• [Goal] Copy the listing below line for line without changing anything, and leave out the pictures.

Layout coordinate data
______________________________
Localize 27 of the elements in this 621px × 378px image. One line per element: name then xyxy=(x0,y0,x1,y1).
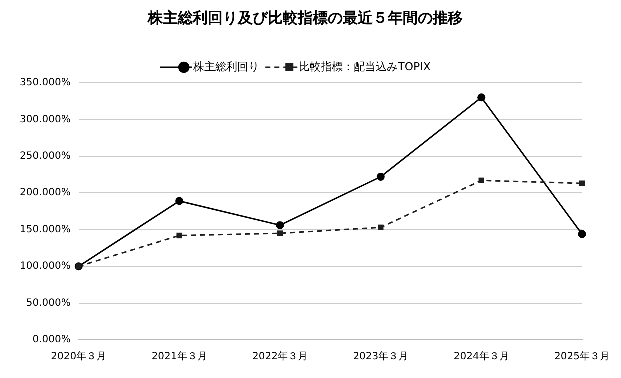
y-tick-label: 50.000% xyxy=(26,298,71,309)
y-tick-label: 250.000% xyxy=(20,151,71,162)
chart-title: 株主総利回り及び比較指標の最近５年間の推移 xyxy=(147,8,463,27)
point xyxy=(478,178,484,184)
point xyxy=(478,94,486,102)
y-tick-label: 0.000% xyxy=(32,334,71,346)
point xyxy=(277,230,284,236)
x-tick-label: 2024年３月 xyxy=(454,350,510,363)
point xyxy=(276,221,284,230)
point xyxy=(176,197,184,206)
x-tick-label: 2022年３月 xyxy=(252,350,308,363)
x-tick-label: 2025年３月 xyxy=(554,350,610,363)
x-tick-label: 2023年３月 xyxy=(353,350,409,363)
y-tick-label: 200.000% xyxy=(20,188,71,199)
legend-label: 株主総利回り xyxy=(192,60,260,74)
point xyxy=(579,180,586,186)
y-tick-label: 300.000% xyxy=(20,114,71,126)
legend-label: 比較指標：配当込みTOPIX xyxy=(299,60,432,74)
point xyxy=(176,232,182,239)
point xyxy=(378,224,384,230)
y-tick-label: 150.000% xyxy=(20,224,71,236)
y-tick-label: 350.000% xyxy=(20,78,71,89)
y-tick-label: 100.000% xyxy=(20,261,71,272)
x-tick-label: 2021年３月 xyxy=(152,350,208,363)
x-tick-label: 2020年３月 xyxy=(51,350,107,363)
point xyxy=(578,230,586,238)
point xyxy=(376,172,385,181)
______________________________
• [Solution for this exercise]
Localize 27 of the elements in this 621px × 378px image. One line per element: name then xyxy=(x0,y0,x1,y1).
y-tick-label: 50.000% xyxy=(26,298,71,309)
y-tick-label: 250.000% xyxy=(20,151,71,162)
chart-title: 株主総利回り及び比較指標の最近５年間の推移 xyxy=(147,8,463,27)
point xyxy=(478,178,484,184)
point xyxy=(478,94,486,102)
y-tick-label: 0.000% xyxy=(32,334,71,346)
point xyxy=(277,230,284,236)
x-tick-label: 2024年３月 xyxy=(454,350,510,363)
point xyxy=(276,221,284,230)
point xyxy=(176,197,184,206)
x-tick-label: 2022年３月 xyxy=(252,350,308,363)
x-tick-label: 2025年３月 xyxy=(554,350,610,363)
x-tick-label: 2023年３月 xyxy=(353,350,409,363)
y-tick-label: 200.000% xyxy=(20,188,71,199)
legend-label: 株主総利回り xyxy=(192,60,260,74)
point xyxy=(579,180,586,186)
y-tick-label: 300.000% xyxy=(20,114,71,126)
legend-label: 比較指標：配当込みTOPIX xyxy=(299,60,432,74)
point xyxy=(176,232,182,239)
point xyxy=(378,224,384,230)
y-tick-label: 150.000% xyxy=(20,224,71,236)
y-tick-label: 350.000% xyxy=(20,78,71,89)
y-tick-label: 100.000% xyxy=(20,261,71,272)
x-tick-label: 2021年３月 xyxy=(152,350,208,363)
x-tick-label: 2020年３月 xyxy=(51,350,107,363)
point xyxy=(578,230,586,238)
point xyxy=(376,172,385,181)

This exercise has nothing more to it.